Exercise details: How many lines of the entries below include the word "triangle"? Answer with the number alone.

Material supplied:
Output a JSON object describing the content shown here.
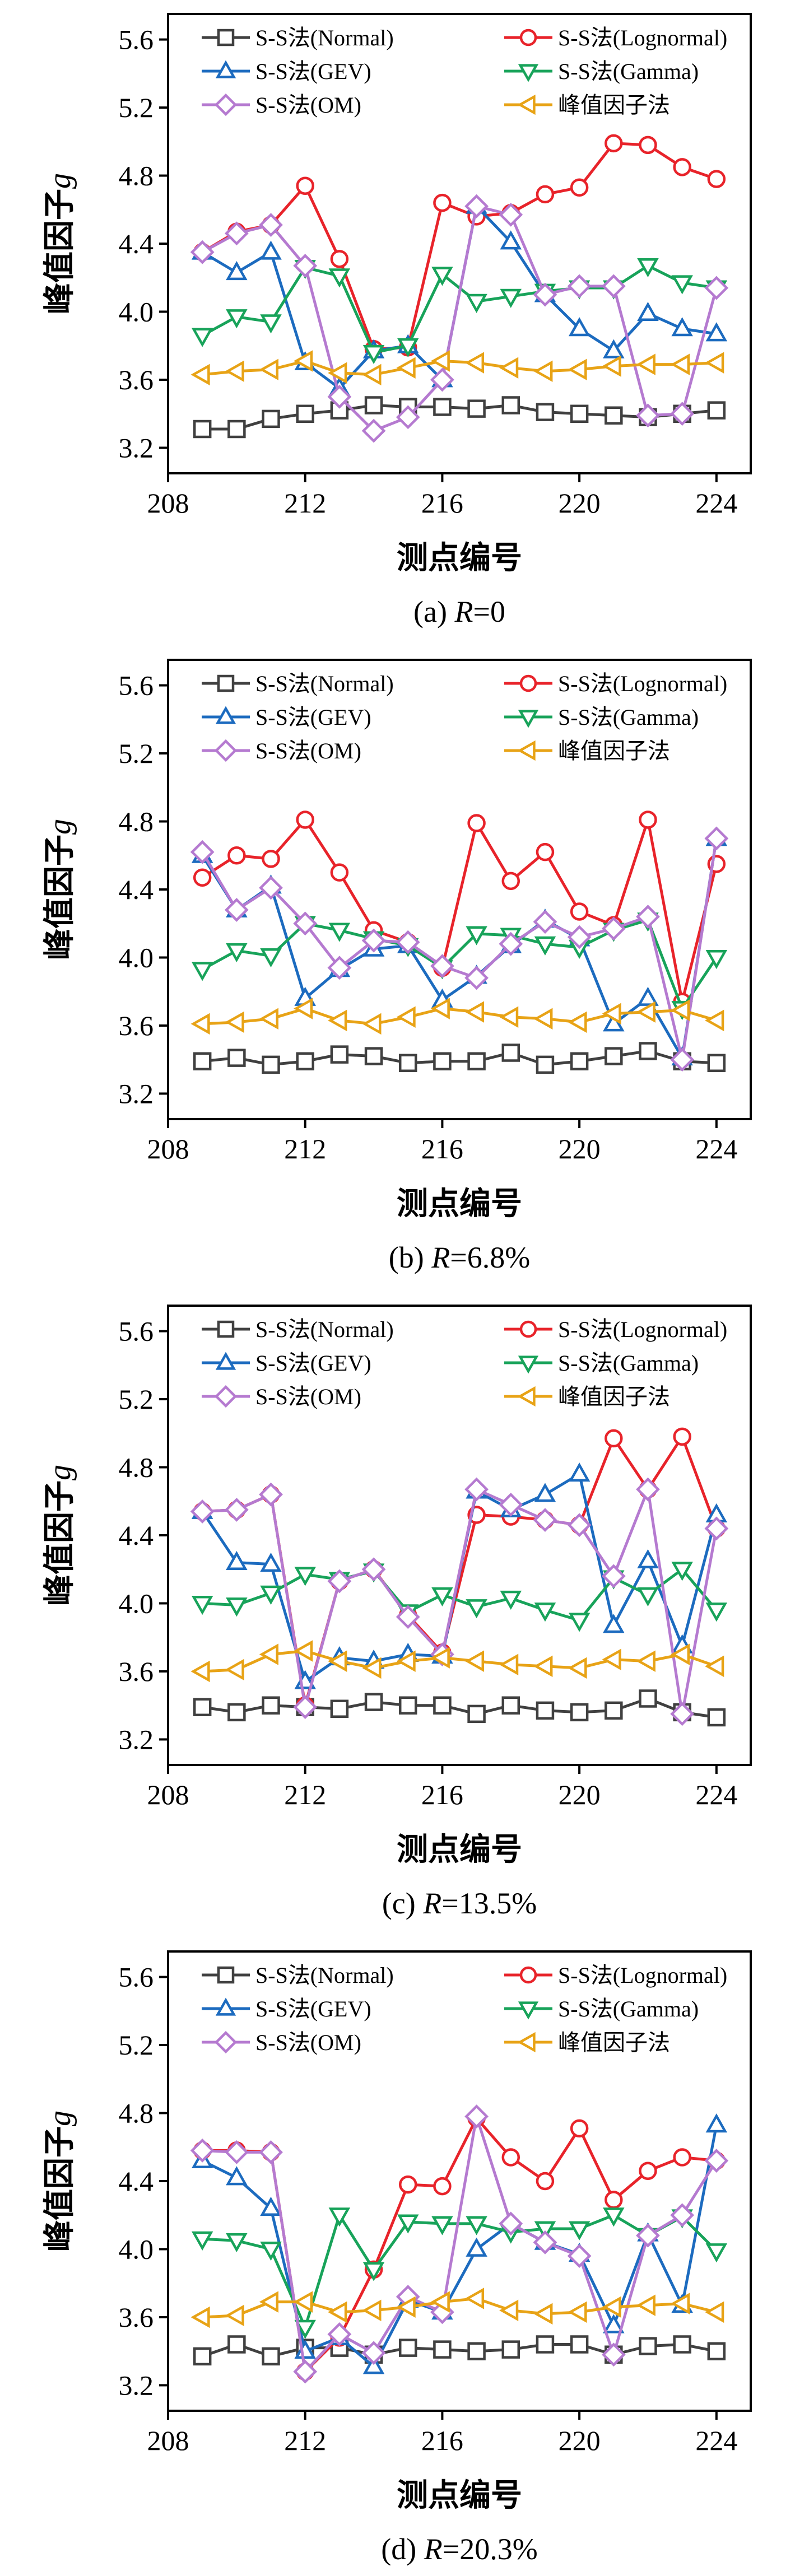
{
  "legend_labels": [
    "S-S法(Normal)",
    "S-S法(Lognormal)",
    "S-S法(GEV)",
    "S-S法(Gamma)",
    "S-S法(OM)",
    "峰值因子法"
  ],
  "series_colors": [
    "#404040",
    "#e8232a",
    "#1c6bbf",
    "#18a35a",
    "#b57ad0",
    "#e8a316"
  ],
  "series_markers": [
    "square",
    "circle",
    "triangle-up",
    "triangle-down",
    "diamond",
    "triangle-left"
  ],
  "chart_data": [
    {
      "type": "line",
      "caption_prefix": "(a) ",
      "caption_var": "R",
      "caption_value": "=0",
      "xlabel": "测点编号",
      "ylabel": "峰值因子",
      "ylabel_var": "g",
      "xlim": [
        208,
        225
      ],
      "ylim": [
        3.05,
        5.75
      ],
      "xticks": [
        208,
        212,
        216,
        220,
        224
      ],
      "yticks": [
        3.2,
        3.6,
        4.0,
        4.4,
        4.8,
        5.2,
        5.6
      ],
      "x": [
        209,
        210,
        211,
        212,
        213,
        214,
        215,
        216,
        217,
        218,
        219,
        220,
        221,
        222,
        223,
        224
      ],
      "series": [
        {
          "name": "S-S法(Normal)",
          "values": [
            3.31,
            3.31,
            3.37,
            3.4,
            3.42,
            3.45,
            3.44,
            3.44,
            3.43,
            3.45,
            3.41,
            3.4,
            3.39,
            3.38,
            3.4,
            3.42
          ]
        },
        {
          "name": "S-S法(Lognormal)",
          "values": [
            4.35,
            4.47,
            4.51,
            4.74,
            4.31,
            3.78,
            3.79,
            4.64,
            4.56,
            4.58,
            4.69,
            4.73,
            4.99,
            4.98,
            4.85,
            4.78
          ]
        },
        {
          "name": "S-S法(GEV)",
          "values": [
            4.35,
            4.23,
            4.35,
            3.7,
            3.55,
            3.77,
            3.8,
            3.6,
            4.62,
            4.41,
            4.1,
            3.9,
            3.77,
            3.99,
            3.9,
            3.87
          ]
        },
        {
          "name": "S-S法(Gamma)",
          "values": [
            3.86,
            3.97,
            3.94,
            4.26,
            4.21,
            3.76,
            3.8,
            4.22,
            4.06,
            4.09,
            4.12,
            4.14,
            4.14,
            4.27,
            4.17,
            4.14
          ]
        },
        {
          "name": "S-S法(OM)",
          "values": [
            4.35,
            4.46,
            4.51,
            4.27,
            3.5,
            3.3,
            3.38,
            3.6,
            4.62,
            4.57,
            4.1,
            4.15,
            4.15,
            3.39,
            3.4,
            4.14
          ]
        },
        {
          "name": "峰值因子法",
          "values": [
            3.63,
            3.65,
            3.66,
            3.71,
            3.64,
            3.63,
            3.67,
            3.71,
            3.7,
            3.67,
            3.65,
            3.66,
            3.68,
            3.69,
            3.69,
            3.7
          ]
        }
      ]
    },
    {
      "type": "line",
      "caption_prefix": "(b) ",
      "caption_var": "R",
      "caption_value": "=6.8%",
      "xlabel": "测点编号",
      "ylabel": "峰值因子",
      "ylabel_var": "g",
      "xlim": [
        208,
        225
      ],
      "ylim": [
        3.05,
        5.75
      ],
      "xticks": [
        208,
        212,
        216,
        220,
        224
      ],
      "yticks": [
        3.2,
        3.6,
        4.0,
        4.4,
        4.8,
        5.2,
        5.6
      ],
      "x": [
        209,
        210,
        211,
        212,
        213,
        214,
        215,
        216,
        217,
        218,
        219,
        220,
        221,
        222,
        223,
        224
      ],
      "series": [
        {
          "name": "S-S法(Normal)",
          "values": [
            3.39,
            3.41,
            3.37,
            3.39,
            3.43,
            3.42,
            3.38,
            3.39,
            3.39,
            3.44,
            3.37,
            3.39,
            3.42,
            3.45,
            3.39,
            3.38
          ]
        },
        {
          "name": "S-S法(Lognormal)",
          "values": [
            4.47,
            4.6,
            4.58,
            4.81,
            4.5,
            4.16,
            4.09,
            3.94,
            4.79,
            4.45,
            4.62,
            4.27,
            4.19,
            4.81,
            3.74,
            4.55
          ]
        },
        {
          "name": "S-S法(GEV)",
          "values": [
            4.6,
            4.28,
            4.42,
            3.76,
            3.93,
            4.05,
            4.07,
            3.75,
            3.89,
            4.07,
            4.22,
            4.11,
            3.61,
            3.76,
            3.41,
            4.7
          ]
        },
        {
          "name": "S-S法(Gamma)",
          "values": [
            3.93,
            4.04,
            4.01,
            4.2,
            4.16,
            4.11,
            4.07,
            3.94,
            4.14,
            4.13,
            4.08,
            4.06,
            4.16,
            4.22,
            3.7,
            4.0
          ]
        },
        {
          "name": "S-S法(OM)",
          "values": [
            4.62,
            4.28,
            4.41,
            4.2,
            3.94,
            4.1,
            4.09,
            3.95,
            3.88,
            4.08,
            4.21,
            4.12,
            4.17,
            4.24,
            3.4,
            4.7
          ]
        },
        {
          "name": "峰值因子法",
          "values": [
            3.61,
            3.62,
            3.64,
            3.7,
            3.63,
            3.61,
            3.65,
            3.7,
            3.68,
            3.65,
            3.64,
            3.62,
            3.67,
            3.68,
            3.69,
            3.63
          ]
        }
      ]
    },
    {
      "type": "line",
      "caption_prefix": "(c) ",
      "caption_var": "R",
      "caption_value": "=13.5%",
      "xlabel": "测点编号",
      "ylabel": "峰值因子",
      "ylabel_var": "g",
      "xlim": [
        208,
        225
      ],
      "ylim": [
        3.05,
        5.75
      ],
      "xticks": [
        208,
        212,
        216,
        220,
        224
      ],
      "yticks": [
        3.2,
        3.6,
        4.0,
        4.4,
        4.8,
        5.2,
        5.6
      ],
      "x": [
        209,
        210,
        211,
        212,
        213,
        214,
        215,
        216,
        217,
        218,
        219,
        220,
        221,
        222,
        223,
        224
      ],
      "series": [
        {
          "name": "S-S法(Normal)",
          "values": [
            3.39,
            3.36,
            3.4,
            3.39,
            3.38,
            3.42,
            3.4,
            3.4,
            3.35,
            3.4,
            3.37,
            3.36,
            3.37,
            3.44,
            3.36,
            3.33
          ]
        },
        {
          "name": "S-S法(Lognormal)",
          "values": [
            4.54,
            4.55,
            4.64,
            3.4,
            4.13,
            4.2,
            3.93,
            3.71,
            4.52,
            4.51,
            4.49,
            4.46,
            4.97,
            4.67,
            4.98,
            4.44
          ]
        },
        {
          "name": "S-S法(GEV)",
          "values": [
            4.54,
            4.24,
            4.23,
            3.54,
            3.68,
            3.66,
            3.7,
            3.69,
            4.66,
            4.55,
            4.64,
            4.76,
            3.87,
            4.25,
            3.75,
            4.52
          ]
        },
        {
          "name": "S-S法(Gamma)",
          "values": [
            4.0,
            3.99,
            4.06,
            4.17,
            4.14,
            4.19,
            3.95,
            4.05,
            3.98,
            4.03,
            3.96,
            3.9,
            4.15,
            4.05,
            4.2,
            3.96
          ]
        },
        {
          "name": "S-S法(OM)",
          "values": [
            4.54,
            4.55,
            4.64,
            3.39,
            4.13,
            4.2,
            3.92,
            3.7,
            4.67,
            4.58,
            4.49,
            4.46,
            4.16,
            4.67,
            3.35,
            4.44
          ]
        },
        {
          "name": "峰值因子法",
          "values": [
            3.6,
            3.61,
            3.7,
            3.72,
            3.66,
            3.62,
            3.66,
            3.68,
            3.66,
            3.64,
            3.63,
            3.62,
            3.67,
            3.66,
            3.7,
            3.63
          ]
        }
      ]
    },
    {
      "type": "line",
      "caption_prefix": "(d) ",
      "caption_var": "R",
      "caption_value": "=20.3%",
      "xlabel": "测点编号",
      "ylabel": "峰值因子",
      "ylabel_var": "g",
      "xlim": [
        208,
        225
      ],
      "ylim": [
        3.05,
        5.75
      ],
      "xticks": [
        208,
        212,
        216,
        220,
        224
      ],
      "yticks": [
        3.2,
        3.6,
        4.0,
        4.4,
        4.8,
        5.2,
        5.6
      ],
      "x": [
        209,
        210,
        211,
        212,
        213,
        214,
        215,
        216,
        217,
        218,
        219,
        220,
        221,
        222,
        223,
        224
      ],
      "series": [
        {
          "name": "S-S法(Normal)",
          "values": [
            3.37,
            3.44,
            3.37,
            3.42,
            3.42,
            3.38,
            3.42,
            3.41,
            3.4,
            3.41,
            3.44,
            3.44,
            3.38,
            3.43,
            3.44,
            3.4
          ]
        },
        {
          "name": "S-S法(Lognormal)",
          "values": [
            4.58,
            4.58,
            4.57,
            3.28,
            3.48,
            3.88,
            4.38,
            4.37,
            4.77,
            4.54,
            4.4,
            4.71,
            4.29,
            4.46,
            4.54,
            4.52
          ]
        },
        {
          "name": "S-S法(GEV)",
          "values": [
            4.52,
            4.42,
            4.24,
            3.4,
            3.48,
            3.31,
            3.7,
            3.63,
            4.0,
            4.15,
            4.04,
            3.97,
            3.55,
            4.09,
            3.67,
            4.73
          ]
        },
        {
          "name": "S-S法(Gamma)",
          "values": [
            4.06,
            4.05,
            4.0,
            3.54,
            4.2,
            3.88,
            4.16,
            4.15,
            4.15,
            4.1,
            4.12,
            4.12,
            4.2,
            4.08,
            4.19,
            3.99
          ]
        },
        {
          "name": "S-S法(OM)",
          "values": [
            4.58,
            4.57,
            4.57,
            3.28,
            3.5,
            3.39,
            3.72,
            3.63,
            4.78,
            4.15,
            4.04,
            3.96,
            3.38,
            4.08,
            4.2,
            4.52
          ]
        },
        {
          "name": "峰值因子法",
          "values": [
            3.6,
            3.61,
            3.69,
            3.69,
            3.63,
            3.64,
            3.66,
            3.69,
            3.71,
            3.64,
            3.62,
            3.63,
            3.66,
            3.67,
            3.68,
            3.63
          ]
        }
      ]
    }
  ]
}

Completed task: 3